(Figure contents as structured data)
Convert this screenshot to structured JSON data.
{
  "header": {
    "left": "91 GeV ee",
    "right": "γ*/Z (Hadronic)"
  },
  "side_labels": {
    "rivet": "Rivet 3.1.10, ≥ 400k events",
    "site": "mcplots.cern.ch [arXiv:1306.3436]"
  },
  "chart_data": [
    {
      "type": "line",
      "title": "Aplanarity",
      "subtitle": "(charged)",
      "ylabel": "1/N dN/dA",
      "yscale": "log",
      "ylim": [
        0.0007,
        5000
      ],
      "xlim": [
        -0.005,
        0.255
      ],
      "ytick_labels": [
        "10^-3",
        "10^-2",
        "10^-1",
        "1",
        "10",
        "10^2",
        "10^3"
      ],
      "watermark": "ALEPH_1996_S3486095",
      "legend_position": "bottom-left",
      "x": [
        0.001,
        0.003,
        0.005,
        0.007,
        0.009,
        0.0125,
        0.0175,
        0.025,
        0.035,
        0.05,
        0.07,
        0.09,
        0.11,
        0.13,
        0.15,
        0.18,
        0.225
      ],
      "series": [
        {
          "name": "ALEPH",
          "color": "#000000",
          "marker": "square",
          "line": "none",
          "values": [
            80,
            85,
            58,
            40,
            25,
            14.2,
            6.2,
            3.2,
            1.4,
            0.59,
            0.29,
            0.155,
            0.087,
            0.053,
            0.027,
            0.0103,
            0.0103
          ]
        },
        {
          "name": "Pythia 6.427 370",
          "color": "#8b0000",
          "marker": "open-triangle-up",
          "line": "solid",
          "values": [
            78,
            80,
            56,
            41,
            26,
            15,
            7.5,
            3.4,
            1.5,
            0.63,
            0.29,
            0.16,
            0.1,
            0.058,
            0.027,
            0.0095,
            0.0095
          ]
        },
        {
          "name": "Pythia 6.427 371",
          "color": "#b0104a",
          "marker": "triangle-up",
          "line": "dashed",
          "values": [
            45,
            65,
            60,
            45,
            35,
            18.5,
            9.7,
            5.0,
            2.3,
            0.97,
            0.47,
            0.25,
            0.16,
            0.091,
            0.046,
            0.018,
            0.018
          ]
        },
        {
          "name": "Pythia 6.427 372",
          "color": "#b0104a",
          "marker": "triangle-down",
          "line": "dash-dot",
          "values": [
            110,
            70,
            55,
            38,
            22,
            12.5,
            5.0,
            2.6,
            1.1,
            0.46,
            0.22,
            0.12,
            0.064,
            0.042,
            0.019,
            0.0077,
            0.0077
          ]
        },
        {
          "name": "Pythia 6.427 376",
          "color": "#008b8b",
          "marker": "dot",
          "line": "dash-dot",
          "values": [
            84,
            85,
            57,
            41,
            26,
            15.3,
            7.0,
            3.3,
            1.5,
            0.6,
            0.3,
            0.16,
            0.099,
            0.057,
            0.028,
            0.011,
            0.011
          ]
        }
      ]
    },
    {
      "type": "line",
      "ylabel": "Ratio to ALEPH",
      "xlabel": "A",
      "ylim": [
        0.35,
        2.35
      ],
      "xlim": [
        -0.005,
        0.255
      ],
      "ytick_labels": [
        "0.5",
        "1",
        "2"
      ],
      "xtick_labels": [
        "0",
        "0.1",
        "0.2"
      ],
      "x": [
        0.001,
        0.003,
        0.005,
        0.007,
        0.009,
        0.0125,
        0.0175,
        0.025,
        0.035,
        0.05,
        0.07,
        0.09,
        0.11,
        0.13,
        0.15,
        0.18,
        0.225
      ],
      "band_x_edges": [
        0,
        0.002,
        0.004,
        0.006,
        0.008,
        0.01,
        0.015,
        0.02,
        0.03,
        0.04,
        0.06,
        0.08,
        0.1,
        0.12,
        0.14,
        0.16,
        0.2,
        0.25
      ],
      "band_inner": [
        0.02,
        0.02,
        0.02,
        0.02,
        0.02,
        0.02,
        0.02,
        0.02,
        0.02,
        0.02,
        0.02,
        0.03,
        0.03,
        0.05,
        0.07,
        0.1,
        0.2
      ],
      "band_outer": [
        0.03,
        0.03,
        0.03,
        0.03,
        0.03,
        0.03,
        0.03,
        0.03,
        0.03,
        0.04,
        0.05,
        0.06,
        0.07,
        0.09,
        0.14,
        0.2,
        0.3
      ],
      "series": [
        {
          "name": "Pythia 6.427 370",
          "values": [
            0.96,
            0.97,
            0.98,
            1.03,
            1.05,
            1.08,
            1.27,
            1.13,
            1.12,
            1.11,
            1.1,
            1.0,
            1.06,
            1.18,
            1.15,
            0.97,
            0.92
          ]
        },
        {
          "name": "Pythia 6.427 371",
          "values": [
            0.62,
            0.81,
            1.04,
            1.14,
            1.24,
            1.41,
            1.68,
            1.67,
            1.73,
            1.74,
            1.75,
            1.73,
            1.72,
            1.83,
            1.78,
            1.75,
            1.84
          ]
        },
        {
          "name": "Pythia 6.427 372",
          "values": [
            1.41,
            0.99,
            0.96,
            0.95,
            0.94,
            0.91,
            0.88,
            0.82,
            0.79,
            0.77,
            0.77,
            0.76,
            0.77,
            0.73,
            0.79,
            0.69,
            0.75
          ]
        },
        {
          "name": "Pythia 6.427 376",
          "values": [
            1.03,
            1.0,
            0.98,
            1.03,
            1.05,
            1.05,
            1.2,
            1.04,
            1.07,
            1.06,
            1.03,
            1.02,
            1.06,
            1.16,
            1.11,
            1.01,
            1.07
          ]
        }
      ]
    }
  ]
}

▶ Your goal: Go through the listing above and list every line that has the word "ylabel".

▶ Solution to the exercise:
      "ylabel": "1/N dN/dA",
      "ylabel": "Ratio to ALEPH",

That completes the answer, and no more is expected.